-- Start Provided data --
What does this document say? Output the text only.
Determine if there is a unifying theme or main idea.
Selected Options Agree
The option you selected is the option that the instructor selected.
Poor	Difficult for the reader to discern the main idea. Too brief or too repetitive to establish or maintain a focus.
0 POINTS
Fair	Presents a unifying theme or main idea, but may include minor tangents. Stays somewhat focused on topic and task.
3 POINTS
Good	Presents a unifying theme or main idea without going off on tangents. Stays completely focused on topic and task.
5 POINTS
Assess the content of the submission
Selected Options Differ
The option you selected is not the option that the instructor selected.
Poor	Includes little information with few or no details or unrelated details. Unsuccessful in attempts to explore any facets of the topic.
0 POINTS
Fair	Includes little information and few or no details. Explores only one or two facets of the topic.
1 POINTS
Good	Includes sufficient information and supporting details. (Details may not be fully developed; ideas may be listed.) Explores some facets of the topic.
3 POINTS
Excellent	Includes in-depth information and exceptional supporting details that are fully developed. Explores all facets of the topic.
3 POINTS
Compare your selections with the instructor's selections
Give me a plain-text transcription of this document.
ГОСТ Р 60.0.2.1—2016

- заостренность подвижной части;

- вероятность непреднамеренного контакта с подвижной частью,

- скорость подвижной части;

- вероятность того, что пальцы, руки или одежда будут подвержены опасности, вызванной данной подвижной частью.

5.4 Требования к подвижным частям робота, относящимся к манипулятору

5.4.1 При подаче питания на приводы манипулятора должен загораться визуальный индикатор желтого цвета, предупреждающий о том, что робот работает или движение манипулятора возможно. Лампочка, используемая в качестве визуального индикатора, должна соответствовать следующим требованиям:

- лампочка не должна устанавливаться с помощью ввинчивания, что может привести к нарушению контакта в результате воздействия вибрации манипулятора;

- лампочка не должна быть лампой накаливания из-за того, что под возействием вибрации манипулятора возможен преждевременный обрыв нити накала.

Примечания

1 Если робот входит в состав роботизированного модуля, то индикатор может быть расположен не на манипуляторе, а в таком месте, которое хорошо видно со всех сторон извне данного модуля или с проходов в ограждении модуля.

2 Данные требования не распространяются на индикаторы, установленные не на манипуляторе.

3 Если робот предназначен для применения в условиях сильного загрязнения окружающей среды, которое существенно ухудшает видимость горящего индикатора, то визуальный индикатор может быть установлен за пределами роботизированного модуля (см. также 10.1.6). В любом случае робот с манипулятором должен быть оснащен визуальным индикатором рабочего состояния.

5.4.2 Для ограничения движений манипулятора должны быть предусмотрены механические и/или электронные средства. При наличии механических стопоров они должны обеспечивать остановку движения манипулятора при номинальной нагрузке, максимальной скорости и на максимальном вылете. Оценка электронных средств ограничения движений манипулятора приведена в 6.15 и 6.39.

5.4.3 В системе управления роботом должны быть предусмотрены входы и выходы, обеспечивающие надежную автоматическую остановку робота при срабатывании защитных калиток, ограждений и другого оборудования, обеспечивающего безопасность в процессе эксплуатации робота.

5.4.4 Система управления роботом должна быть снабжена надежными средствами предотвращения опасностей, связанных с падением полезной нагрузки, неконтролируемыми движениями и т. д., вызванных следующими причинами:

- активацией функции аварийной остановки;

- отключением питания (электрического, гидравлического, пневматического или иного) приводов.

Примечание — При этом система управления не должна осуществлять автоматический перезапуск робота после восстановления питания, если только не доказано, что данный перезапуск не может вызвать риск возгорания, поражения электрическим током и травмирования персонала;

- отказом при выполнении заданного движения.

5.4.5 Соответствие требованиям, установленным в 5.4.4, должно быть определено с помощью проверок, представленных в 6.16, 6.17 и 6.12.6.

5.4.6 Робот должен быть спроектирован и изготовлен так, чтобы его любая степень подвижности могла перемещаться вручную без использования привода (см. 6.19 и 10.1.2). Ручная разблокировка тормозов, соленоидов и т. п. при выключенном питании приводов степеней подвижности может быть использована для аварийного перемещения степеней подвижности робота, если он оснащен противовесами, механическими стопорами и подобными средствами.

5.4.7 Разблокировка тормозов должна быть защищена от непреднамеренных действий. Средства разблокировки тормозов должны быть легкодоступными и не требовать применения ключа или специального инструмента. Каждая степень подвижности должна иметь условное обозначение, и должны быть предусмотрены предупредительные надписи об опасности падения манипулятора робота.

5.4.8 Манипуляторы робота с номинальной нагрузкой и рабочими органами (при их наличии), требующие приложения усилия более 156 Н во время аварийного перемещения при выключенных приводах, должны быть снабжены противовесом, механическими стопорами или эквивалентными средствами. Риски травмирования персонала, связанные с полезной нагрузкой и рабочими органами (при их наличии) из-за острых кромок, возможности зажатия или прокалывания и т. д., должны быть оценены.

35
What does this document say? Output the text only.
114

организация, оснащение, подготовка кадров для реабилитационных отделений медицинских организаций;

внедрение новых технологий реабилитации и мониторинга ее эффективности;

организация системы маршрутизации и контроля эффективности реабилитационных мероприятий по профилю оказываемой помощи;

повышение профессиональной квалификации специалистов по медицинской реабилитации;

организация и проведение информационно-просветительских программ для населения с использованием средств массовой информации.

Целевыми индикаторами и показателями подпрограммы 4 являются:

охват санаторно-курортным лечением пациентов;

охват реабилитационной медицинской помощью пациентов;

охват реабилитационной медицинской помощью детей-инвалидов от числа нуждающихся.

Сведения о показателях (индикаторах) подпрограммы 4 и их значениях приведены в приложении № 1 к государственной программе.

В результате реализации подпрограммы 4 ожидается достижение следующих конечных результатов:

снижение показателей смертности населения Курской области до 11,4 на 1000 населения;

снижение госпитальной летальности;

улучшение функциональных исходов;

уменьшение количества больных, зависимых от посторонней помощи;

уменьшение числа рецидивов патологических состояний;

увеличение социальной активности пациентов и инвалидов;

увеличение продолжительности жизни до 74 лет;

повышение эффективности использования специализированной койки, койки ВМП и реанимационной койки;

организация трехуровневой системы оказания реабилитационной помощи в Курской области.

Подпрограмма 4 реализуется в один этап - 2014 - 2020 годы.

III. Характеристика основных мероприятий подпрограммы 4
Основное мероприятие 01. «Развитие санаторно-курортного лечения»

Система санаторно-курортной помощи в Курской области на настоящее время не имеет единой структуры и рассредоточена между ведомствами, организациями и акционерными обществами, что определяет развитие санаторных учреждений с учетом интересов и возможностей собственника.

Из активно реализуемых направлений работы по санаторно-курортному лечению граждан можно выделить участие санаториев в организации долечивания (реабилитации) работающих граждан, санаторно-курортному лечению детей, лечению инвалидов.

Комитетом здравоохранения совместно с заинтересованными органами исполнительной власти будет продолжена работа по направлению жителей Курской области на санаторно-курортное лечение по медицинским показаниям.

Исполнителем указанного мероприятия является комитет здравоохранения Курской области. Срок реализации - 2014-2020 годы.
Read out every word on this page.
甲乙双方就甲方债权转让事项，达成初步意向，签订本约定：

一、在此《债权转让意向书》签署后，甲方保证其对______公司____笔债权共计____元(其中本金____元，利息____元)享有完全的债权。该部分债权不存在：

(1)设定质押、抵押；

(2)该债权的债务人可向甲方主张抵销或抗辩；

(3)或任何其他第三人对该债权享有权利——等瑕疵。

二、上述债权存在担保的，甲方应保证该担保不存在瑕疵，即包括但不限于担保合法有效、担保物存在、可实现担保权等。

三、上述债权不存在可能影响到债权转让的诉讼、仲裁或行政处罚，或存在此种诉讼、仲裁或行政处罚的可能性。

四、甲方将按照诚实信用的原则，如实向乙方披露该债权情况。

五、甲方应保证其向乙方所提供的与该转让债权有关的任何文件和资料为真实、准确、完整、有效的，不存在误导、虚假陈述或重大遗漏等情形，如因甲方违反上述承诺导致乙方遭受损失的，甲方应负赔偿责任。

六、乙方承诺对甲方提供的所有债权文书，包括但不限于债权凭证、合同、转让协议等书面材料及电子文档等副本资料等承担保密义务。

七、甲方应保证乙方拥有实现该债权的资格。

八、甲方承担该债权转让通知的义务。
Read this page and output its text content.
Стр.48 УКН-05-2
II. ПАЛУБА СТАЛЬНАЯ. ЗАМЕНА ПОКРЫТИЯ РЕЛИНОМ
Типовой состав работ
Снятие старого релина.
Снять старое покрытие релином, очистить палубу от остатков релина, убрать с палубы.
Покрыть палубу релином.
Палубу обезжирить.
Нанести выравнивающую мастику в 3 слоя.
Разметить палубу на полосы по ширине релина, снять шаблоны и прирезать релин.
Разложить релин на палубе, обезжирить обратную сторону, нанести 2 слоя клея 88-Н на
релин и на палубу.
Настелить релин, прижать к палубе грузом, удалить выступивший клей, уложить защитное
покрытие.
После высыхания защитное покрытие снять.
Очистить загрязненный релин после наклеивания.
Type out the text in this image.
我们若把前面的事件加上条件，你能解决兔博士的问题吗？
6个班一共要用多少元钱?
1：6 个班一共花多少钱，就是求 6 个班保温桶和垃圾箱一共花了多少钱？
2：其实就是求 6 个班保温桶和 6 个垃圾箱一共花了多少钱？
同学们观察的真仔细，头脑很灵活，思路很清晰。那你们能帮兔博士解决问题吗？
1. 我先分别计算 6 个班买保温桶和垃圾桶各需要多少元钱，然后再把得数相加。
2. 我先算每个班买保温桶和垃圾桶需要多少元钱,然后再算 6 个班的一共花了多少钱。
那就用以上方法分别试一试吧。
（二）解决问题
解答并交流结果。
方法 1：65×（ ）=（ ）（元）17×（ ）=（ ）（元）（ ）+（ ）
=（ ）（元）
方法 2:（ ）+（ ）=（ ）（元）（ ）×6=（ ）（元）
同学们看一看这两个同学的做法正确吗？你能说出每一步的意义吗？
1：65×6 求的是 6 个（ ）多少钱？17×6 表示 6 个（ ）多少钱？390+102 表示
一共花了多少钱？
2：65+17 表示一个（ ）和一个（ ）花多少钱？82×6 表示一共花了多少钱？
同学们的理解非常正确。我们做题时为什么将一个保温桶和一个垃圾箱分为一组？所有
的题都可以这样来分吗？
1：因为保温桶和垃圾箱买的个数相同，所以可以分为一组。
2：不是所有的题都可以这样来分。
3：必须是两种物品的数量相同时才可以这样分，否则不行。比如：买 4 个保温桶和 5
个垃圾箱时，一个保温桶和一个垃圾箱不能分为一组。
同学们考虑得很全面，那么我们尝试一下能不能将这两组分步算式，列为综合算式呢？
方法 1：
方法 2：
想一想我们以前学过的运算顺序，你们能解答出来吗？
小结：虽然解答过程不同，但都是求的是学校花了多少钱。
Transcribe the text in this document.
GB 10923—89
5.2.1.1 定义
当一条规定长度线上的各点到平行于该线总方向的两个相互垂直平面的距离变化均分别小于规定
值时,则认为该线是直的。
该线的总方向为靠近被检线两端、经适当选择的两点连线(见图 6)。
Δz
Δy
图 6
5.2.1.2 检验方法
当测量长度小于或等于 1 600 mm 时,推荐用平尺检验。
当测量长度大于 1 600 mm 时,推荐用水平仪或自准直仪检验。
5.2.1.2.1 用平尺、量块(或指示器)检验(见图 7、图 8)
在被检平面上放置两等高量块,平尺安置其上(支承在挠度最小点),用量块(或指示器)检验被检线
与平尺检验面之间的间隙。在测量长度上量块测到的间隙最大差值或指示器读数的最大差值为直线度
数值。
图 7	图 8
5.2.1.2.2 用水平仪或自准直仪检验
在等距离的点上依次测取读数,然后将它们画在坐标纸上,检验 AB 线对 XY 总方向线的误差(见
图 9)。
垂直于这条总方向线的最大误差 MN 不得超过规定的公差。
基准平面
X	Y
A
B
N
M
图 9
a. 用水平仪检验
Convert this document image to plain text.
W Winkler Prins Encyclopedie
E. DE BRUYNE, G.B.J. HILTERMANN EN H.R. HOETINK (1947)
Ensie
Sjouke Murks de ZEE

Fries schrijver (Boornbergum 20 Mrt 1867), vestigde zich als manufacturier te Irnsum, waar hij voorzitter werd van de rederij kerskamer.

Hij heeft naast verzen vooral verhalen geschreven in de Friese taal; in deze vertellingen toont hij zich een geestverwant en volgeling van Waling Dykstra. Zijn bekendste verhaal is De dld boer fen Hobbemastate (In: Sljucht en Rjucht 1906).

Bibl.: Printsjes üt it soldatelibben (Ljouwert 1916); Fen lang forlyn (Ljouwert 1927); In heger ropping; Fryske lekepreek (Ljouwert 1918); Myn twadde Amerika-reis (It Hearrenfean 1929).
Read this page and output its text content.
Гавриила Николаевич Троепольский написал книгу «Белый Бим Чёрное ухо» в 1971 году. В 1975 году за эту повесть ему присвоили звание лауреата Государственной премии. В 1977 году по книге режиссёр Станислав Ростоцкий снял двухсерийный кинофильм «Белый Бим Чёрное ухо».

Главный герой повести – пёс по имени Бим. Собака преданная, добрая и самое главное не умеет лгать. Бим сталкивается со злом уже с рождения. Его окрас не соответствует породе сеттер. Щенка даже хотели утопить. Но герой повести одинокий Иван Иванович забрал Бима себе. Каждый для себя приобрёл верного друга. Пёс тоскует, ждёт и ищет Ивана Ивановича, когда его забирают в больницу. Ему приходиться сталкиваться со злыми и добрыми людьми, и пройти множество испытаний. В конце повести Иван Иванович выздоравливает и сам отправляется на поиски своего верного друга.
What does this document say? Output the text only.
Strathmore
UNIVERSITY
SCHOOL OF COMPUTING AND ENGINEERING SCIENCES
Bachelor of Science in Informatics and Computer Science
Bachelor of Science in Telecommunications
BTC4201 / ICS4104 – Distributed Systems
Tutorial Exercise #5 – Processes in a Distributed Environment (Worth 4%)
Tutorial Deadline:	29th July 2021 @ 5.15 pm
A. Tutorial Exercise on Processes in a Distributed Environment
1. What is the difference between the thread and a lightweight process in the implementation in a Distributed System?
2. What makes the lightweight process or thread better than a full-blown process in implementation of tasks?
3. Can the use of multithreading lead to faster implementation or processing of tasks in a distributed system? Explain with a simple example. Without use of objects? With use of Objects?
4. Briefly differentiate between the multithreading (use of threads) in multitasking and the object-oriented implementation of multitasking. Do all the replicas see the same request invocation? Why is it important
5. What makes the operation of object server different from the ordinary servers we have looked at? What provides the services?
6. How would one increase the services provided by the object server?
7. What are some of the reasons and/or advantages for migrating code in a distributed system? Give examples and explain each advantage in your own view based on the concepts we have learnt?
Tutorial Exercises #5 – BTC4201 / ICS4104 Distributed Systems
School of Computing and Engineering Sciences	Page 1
-- End Provided data --
:: Do this ::
Of all the lines in the entries, how many contain the word "Processes"? Give only the number.

:: Solution to this task ::
2